**Goal**
Every line below that mentions the word "JSON" should be copied out.

**Record excerpts**
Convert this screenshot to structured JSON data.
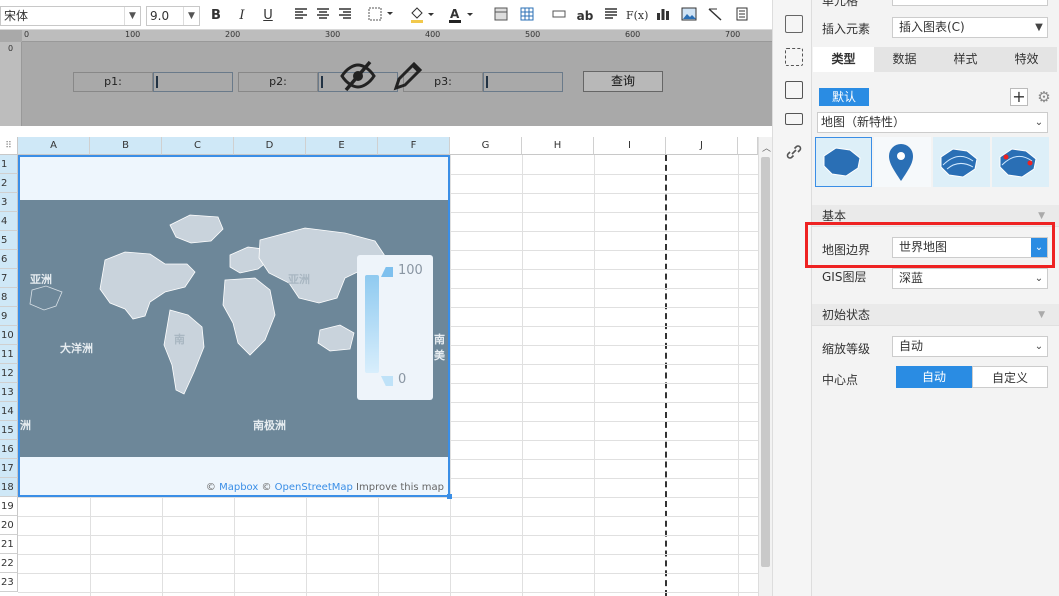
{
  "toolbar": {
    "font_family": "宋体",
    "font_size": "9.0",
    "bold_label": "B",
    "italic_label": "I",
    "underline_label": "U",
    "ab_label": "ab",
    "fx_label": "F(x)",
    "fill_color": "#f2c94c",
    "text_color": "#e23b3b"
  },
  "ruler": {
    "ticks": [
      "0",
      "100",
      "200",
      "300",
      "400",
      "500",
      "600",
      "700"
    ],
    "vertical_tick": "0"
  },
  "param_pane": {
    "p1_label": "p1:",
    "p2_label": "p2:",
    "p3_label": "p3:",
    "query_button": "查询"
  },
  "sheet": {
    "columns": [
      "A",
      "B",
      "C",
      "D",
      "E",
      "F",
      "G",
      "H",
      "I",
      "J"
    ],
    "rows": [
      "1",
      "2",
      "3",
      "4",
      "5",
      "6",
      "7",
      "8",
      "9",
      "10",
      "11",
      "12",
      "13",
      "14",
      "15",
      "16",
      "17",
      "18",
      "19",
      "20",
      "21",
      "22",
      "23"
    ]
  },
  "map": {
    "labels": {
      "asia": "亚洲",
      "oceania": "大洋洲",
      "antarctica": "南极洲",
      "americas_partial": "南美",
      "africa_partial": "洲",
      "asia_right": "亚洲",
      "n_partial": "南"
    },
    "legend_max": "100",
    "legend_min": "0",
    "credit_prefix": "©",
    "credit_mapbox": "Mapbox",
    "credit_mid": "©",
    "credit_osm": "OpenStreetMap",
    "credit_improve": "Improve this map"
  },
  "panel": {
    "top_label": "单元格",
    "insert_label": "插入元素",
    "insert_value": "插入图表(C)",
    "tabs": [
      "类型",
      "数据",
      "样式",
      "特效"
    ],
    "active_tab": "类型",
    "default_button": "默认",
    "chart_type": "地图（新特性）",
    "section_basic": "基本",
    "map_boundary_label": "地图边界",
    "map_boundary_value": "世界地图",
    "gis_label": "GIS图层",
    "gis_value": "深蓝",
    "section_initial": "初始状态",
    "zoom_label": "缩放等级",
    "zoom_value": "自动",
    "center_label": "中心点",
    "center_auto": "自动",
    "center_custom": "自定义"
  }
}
* * *
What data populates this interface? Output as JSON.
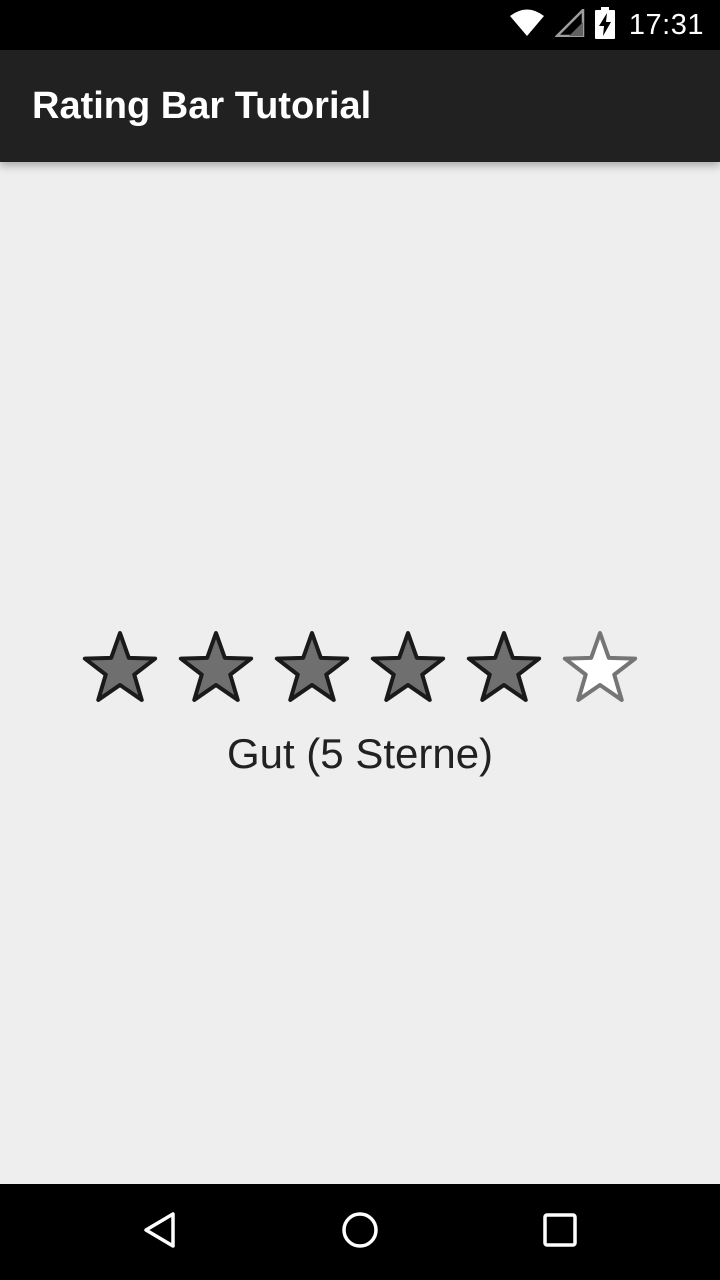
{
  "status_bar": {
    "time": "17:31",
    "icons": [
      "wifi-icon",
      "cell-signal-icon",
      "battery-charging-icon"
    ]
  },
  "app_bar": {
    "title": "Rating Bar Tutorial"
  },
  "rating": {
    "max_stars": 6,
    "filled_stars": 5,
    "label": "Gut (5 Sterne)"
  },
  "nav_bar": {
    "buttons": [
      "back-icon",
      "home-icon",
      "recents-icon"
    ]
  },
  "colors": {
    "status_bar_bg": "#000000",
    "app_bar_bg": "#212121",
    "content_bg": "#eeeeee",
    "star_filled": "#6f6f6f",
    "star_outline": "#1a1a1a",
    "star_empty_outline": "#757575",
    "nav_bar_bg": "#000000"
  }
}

**Exercise result**
Convert this screenshot to structured JSON data.
What data populates this interface? Output as JSON.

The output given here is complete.